◆ PROMPT ◆
Return the material word for word. Do not include pictures.

◆ DATA ◆
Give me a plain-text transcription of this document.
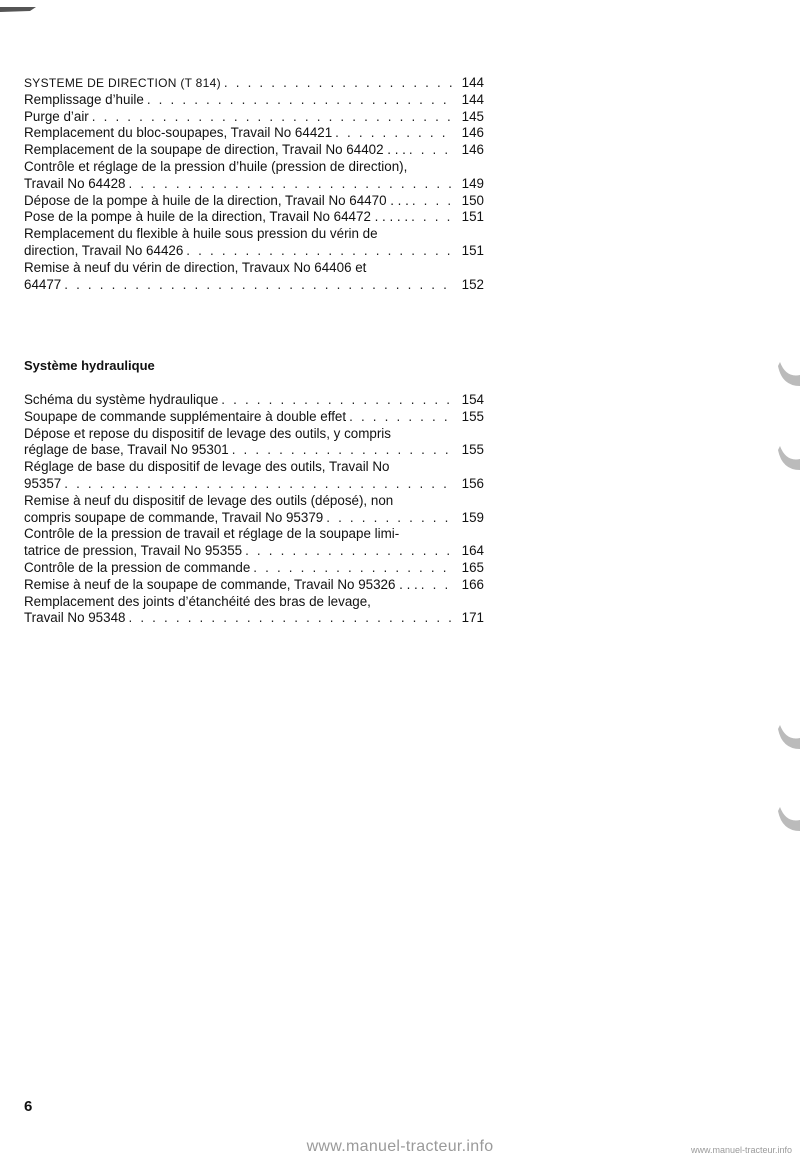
SYSTEME DE DIRECTION (T 814) . . .	144
Remplissage d’huile . . .	144
Purge d’air . . .	145
Remplacement du bloc-soupapes, Travail No 64421 . . .	146
Remplacement de la soupape de direction, Travail No 64402 . . . . . .	146
Contrôle et réglage de la pression d’huile (pression de direction),
Travail No 64428 . . .	149
Dépose de la pompe à huile de la direction, Travail No 64470 . . . . . .	150
Pose de la pompe à huile de la direction, Travail No 64472 . . . . . . . .	151
Remplacement du flexible à huile sous pression du vérin de
direction, Travail No 64426 . . .	151
Remise à neuf du vérin de direction, Travaux No 64406 et
64477 . . .	152
Système hydraulique
Schéma du système hydraulique . . .	154
Soupape de commande supplémentaire à double effet . . .	155
Dépose et repose du dispositif de levage des outils, y compris
réglage de base, Travail No 95301 . . .	155
Réglage de base du dispositif de levage des outils, Travail No
95357 . . .	156
Remise à neuf du dispositif de levage des outils (déposé), non
compris soupape de commande, Travail No 95379 . . .	159
Contrôle de la pression de travail et réglage de la soupape limi-
tatrice de pression, Travail No 95355 . . .	164
Contrôle de la pression de commande . . .	165
Remise à neuf de la soupape de commande, Travail No 95326 . . . . . .	166
Remplacement des joints d’étanchéité des bras de levage,
Travail No 95348 . . .	171
6
www.manuel-tracteur.info	www.manuel-tracteur.info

◆ OUTPUT ◆
Give me a plain-text transcription of this document.
SYSTEME DE DIRECTION (T 814) . . .	144
Remplissage d’huile . . .	144
Purge d’air . . .	145
Remplacement du bloc-soupapes, Travail No 64421 . . .	146
Remplacement de la soupape de direction, Travail No 64402 . . . . . .	146
Contrôle et réglage de la pression d’huile (pression de direction),
Travail No 64428 . . .	149
Dépose de la pompe à huile de la direction, Travail No 64470 . . . . . .	150
Pose de la pompe à huile de la direction, Travail No 64472 . . . . . . . .	151
Remplacement du flexible à huile sous pression du vérin de
direction, Travail No 64426 . . .	151
Remise à neuf du vérin de direction, Travaux No 64406 et
64477 . . .	152
Système hydraulique
Schéma du système hydraulique . . .	154
Soupape de commande supplémentaire à double effet . . .	155
Dépose et repose du dispositif de levage des outils, y compris
réglage de base, Travail No 95301 . . .	155
Réglage de base du dispositif de levage des outils, Travail No
95357 . . .	156
Remise à neuf du dispositif de levage des outils (déposé), non
compris soupape de commande, Travail No 95379 . . .	159
Contrôle de la pression de travail et réglage de la soupape limi-
tatrice de pression, Travail No 95355 . . .	164
Contrôle de la pression de commande . . .	165
Remise à neuf de la soupape de commande, Travail No 95326 . . . . . .	166
Remplacement des joints d’étanchéité des bras de levage,
Travail No 95348 . . .	171
6
www.manuel-tracteur.info	www.manuel-tracteur.info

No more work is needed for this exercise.